**TASK DIRECTIONS**
Which lines hold the string "separator"? Copy every one of them.
begin RECORD EXCERPTS
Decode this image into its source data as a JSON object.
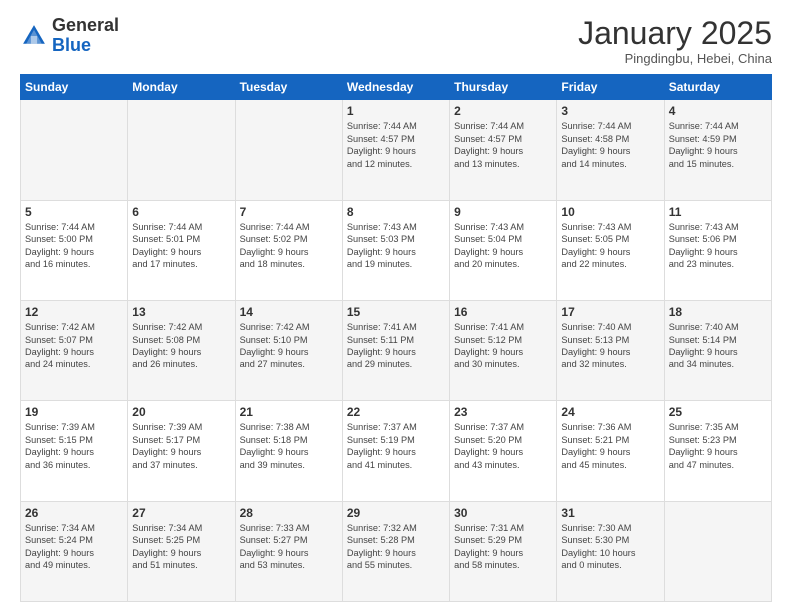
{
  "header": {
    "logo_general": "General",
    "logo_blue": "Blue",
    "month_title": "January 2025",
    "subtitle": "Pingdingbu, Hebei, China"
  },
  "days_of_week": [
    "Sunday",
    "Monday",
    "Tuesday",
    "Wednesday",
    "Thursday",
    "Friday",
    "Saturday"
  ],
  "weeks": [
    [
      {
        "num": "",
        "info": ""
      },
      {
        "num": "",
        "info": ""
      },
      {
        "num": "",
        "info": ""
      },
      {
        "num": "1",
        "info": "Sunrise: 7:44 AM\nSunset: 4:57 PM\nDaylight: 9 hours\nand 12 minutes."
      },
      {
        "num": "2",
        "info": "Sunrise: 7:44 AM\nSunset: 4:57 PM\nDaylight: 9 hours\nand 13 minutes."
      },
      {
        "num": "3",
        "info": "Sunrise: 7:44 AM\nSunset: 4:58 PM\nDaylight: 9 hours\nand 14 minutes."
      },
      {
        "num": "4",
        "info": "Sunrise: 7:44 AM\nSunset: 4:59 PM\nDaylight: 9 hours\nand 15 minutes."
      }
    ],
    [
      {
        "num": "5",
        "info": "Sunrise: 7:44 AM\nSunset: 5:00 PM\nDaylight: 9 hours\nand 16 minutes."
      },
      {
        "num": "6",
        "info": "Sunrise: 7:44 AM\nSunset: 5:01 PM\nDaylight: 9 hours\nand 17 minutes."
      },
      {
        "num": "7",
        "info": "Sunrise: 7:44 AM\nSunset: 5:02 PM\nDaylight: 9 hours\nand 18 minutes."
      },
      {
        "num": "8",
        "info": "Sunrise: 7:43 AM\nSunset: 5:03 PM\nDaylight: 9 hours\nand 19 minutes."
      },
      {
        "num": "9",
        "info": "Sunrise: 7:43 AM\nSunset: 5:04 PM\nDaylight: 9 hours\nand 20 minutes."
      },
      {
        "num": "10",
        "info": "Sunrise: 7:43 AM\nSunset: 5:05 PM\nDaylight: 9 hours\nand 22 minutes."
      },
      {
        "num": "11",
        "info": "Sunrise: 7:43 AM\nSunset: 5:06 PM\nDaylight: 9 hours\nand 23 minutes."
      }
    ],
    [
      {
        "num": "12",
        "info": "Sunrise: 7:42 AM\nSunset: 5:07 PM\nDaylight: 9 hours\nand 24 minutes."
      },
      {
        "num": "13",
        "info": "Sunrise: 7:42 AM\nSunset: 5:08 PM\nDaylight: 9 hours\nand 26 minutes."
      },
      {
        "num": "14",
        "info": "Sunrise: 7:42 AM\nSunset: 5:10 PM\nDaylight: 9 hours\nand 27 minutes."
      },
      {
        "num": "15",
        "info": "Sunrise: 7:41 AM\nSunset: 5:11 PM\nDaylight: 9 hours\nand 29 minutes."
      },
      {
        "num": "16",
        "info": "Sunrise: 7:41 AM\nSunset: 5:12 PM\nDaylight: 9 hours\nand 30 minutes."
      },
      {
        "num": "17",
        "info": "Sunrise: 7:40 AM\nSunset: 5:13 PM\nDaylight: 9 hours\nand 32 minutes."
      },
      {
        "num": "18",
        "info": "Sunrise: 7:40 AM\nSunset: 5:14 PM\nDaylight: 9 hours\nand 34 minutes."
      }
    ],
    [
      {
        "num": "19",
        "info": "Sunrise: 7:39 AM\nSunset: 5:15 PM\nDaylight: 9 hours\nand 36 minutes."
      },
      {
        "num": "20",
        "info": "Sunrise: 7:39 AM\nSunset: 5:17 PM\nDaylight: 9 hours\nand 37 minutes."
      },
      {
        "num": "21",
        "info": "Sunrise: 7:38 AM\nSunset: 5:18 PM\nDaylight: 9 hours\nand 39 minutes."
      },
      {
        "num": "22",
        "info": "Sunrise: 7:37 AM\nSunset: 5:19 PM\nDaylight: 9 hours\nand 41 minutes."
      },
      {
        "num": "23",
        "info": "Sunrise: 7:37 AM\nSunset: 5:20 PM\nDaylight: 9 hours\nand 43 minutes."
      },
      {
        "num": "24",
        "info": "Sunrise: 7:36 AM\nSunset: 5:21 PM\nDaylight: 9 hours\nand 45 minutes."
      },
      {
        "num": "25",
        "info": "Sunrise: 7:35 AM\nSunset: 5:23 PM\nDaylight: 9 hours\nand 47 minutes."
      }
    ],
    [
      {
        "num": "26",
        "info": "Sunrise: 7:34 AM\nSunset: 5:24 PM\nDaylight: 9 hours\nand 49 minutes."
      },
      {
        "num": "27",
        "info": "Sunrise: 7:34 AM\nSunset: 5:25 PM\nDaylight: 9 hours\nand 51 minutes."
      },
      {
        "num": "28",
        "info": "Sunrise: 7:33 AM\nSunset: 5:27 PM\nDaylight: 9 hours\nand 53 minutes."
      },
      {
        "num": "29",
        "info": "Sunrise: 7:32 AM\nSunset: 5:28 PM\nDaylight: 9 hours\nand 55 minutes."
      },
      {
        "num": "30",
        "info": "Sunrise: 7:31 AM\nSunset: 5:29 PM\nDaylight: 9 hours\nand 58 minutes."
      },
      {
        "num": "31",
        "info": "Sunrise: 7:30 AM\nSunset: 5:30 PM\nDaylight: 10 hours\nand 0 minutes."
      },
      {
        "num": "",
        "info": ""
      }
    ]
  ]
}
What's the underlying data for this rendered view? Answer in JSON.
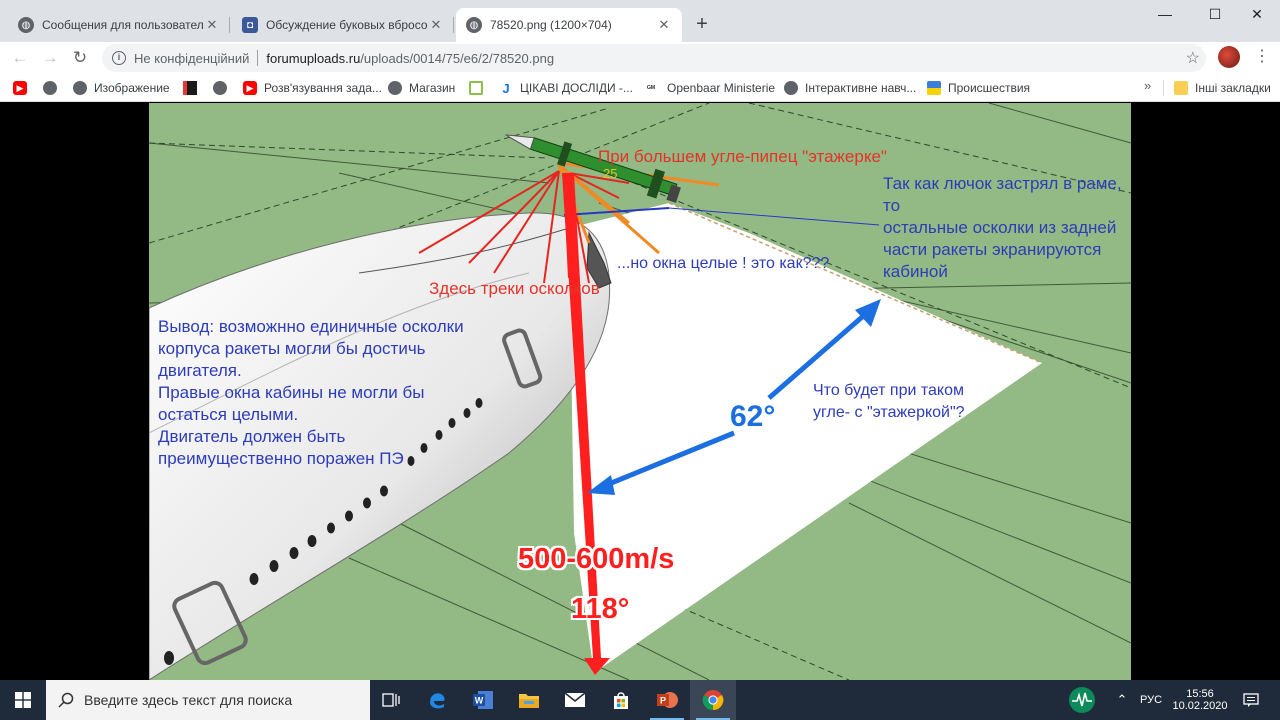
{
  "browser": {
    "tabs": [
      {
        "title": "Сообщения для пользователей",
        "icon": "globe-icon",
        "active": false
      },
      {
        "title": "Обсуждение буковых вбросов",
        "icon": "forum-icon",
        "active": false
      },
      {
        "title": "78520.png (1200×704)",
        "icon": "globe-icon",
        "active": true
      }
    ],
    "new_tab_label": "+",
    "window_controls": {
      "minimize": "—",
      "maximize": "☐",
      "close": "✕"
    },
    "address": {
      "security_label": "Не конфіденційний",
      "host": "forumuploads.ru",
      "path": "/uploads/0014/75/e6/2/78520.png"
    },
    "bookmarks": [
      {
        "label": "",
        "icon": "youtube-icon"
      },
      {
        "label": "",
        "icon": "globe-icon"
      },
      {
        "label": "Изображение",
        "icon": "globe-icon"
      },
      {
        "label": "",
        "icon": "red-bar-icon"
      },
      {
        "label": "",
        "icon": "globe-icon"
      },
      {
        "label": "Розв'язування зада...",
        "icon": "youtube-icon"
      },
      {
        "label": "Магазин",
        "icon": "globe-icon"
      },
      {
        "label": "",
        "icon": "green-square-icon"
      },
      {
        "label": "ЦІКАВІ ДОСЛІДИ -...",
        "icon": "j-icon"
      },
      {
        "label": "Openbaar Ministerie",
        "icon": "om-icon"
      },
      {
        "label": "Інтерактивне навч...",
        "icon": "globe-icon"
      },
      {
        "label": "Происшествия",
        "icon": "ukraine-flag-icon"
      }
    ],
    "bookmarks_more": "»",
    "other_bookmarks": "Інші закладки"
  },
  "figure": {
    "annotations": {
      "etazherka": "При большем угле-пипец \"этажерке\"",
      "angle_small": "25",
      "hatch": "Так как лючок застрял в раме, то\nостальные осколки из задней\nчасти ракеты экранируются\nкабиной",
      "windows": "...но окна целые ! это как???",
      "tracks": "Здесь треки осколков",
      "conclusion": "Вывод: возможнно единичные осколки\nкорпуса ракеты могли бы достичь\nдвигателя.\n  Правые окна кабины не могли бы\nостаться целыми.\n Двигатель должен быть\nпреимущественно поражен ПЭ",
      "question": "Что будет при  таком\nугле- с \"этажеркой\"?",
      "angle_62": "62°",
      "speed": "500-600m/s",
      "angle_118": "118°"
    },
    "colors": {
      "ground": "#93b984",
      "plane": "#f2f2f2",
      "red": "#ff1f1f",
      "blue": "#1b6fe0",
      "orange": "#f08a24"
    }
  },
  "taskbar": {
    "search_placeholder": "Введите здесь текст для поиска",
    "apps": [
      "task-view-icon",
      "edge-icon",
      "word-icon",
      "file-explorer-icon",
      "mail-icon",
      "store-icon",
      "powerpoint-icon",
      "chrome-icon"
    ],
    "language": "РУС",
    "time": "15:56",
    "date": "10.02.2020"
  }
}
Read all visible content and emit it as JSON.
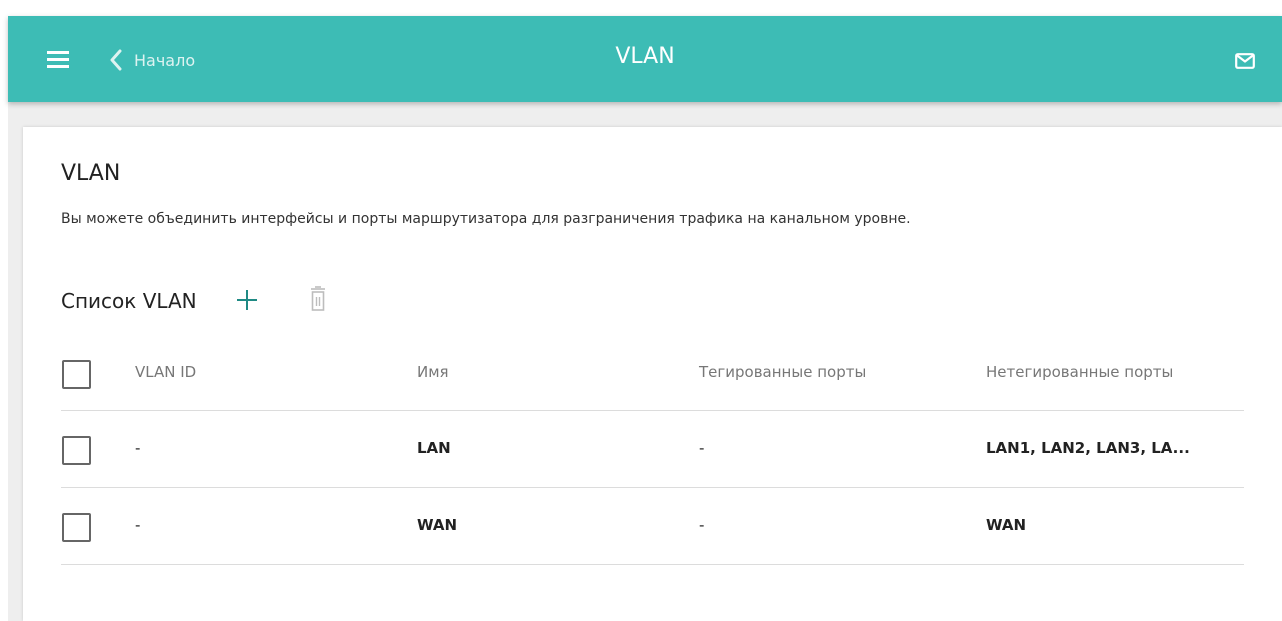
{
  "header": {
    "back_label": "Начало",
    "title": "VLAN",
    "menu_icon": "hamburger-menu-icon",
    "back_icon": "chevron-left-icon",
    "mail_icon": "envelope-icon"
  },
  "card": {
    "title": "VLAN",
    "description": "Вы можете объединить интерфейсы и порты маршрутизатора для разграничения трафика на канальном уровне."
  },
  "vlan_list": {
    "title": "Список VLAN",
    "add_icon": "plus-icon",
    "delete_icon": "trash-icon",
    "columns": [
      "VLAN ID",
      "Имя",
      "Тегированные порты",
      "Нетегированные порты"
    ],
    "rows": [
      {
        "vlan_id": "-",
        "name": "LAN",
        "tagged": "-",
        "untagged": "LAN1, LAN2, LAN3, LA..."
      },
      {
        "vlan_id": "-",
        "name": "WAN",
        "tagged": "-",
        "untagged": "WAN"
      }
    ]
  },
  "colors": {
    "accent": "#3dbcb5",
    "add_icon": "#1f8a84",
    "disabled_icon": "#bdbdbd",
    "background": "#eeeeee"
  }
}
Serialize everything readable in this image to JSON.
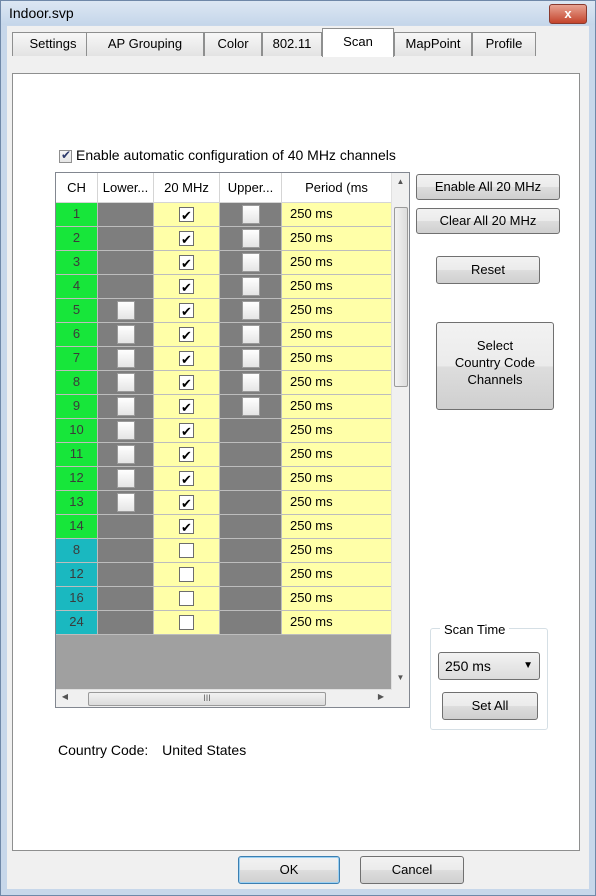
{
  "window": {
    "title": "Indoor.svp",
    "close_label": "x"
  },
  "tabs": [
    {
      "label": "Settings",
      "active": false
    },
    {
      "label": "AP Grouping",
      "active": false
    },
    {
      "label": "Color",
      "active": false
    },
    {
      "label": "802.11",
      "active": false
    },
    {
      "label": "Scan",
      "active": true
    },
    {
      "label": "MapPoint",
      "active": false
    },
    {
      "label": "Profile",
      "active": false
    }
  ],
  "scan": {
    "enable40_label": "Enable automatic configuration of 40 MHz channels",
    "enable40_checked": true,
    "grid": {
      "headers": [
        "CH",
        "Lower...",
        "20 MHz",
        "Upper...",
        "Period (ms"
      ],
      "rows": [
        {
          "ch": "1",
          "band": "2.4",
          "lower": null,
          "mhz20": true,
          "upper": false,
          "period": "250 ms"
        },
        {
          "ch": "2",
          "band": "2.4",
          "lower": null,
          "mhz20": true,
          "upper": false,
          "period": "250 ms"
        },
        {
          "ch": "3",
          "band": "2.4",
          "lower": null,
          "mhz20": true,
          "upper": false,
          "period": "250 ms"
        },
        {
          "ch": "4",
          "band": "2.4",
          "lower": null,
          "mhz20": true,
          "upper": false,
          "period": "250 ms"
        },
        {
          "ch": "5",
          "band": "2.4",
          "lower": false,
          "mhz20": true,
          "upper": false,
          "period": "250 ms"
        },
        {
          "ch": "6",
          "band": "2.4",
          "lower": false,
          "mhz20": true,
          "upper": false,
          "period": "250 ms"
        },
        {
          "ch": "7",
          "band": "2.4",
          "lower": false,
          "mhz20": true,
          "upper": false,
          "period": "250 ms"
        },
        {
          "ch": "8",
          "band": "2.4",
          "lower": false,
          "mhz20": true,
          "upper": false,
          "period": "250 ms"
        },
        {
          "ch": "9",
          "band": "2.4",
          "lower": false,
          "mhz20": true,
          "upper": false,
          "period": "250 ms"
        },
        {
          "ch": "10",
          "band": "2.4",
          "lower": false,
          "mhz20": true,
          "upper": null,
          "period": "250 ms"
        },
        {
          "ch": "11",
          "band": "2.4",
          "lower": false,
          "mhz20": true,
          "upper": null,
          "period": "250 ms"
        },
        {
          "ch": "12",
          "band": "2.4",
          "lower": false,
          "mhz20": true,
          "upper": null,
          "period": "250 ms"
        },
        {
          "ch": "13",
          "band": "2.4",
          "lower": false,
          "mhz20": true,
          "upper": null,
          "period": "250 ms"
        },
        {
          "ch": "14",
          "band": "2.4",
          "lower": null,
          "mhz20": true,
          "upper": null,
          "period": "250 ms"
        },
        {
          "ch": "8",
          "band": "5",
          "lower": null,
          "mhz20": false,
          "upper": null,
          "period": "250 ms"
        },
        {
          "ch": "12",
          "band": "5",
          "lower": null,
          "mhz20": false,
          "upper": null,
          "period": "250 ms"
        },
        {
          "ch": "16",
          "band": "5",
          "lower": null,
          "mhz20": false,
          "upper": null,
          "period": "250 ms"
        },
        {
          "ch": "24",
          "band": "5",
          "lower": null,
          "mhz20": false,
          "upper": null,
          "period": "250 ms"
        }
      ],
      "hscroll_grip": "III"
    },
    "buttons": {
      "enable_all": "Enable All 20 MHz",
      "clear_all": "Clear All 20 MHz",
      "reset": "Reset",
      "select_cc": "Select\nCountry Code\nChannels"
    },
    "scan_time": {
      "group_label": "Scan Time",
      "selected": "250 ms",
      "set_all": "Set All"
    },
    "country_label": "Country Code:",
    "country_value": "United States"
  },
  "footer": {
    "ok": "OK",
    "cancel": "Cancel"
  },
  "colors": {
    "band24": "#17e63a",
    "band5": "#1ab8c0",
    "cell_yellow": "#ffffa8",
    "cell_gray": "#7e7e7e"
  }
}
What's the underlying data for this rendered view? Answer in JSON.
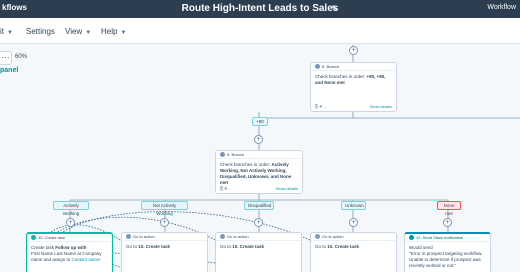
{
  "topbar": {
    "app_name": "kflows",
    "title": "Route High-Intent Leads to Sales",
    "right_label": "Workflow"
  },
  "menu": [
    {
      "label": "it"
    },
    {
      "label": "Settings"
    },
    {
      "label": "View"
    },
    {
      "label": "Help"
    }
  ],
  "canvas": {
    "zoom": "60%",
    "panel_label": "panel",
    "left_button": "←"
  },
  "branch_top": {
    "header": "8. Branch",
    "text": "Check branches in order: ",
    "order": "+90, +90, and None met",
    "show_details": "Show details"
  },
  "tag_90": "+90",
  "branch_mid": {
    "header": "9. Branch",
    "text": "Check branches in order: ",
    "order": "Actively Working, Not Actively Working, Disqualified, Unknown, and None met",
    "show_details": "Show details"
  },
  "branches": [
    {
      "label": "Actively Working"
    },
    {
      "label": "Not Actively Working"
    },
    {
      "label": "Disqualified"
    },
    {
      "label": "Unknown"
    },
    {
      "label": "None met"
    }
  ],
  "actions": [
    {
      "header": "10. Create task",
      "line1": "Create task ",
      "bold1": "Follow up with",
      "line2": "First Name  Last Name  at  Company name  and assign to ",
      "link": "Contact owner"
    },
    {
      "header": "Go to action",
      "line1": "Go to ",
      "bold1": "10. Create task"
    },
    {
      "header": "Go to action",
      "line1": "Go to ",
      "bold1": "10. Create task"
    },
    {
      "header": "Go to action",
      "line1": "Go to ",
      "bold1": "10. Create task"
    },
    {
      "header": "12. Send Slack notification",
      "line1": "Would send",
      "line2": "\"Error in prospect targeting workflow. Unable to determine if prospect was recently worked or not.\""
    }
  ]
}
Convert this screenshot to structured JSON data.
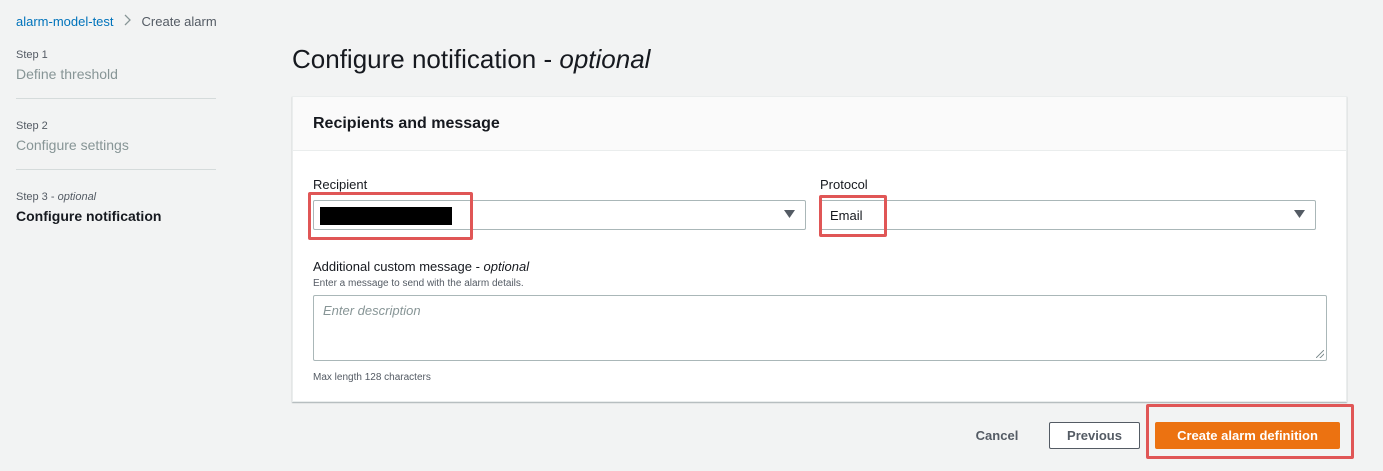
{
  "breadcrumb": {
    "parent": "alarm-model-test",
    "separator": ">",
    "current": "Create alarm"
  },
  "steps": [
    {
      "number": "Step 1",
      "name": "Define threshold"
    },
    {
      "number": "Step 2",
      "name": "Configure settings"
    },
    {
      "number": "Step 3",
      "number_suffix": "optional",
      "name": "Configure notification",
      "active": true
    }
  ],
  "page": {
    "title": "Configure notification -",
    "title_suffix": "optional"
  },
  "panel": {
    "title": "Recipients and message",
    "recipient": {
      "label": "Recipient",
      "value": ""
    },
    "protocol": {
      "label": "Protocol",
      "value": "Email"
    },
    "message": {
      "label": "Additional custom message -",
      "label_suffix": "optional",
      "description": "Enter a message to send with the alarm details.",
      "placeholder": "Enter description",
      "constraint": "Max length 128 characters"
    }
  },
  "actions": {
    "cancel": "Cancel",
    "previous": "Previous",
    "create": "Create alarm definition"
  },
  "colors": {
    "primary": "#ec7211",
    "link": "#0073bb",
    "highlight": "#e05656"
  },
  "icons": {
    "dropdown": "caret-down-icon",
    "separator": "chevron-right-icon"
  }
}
end RECORD EXCERPTS
**SOLUTION BELOW**
    "separator": ">",
    "separator": "chevron-right-icon"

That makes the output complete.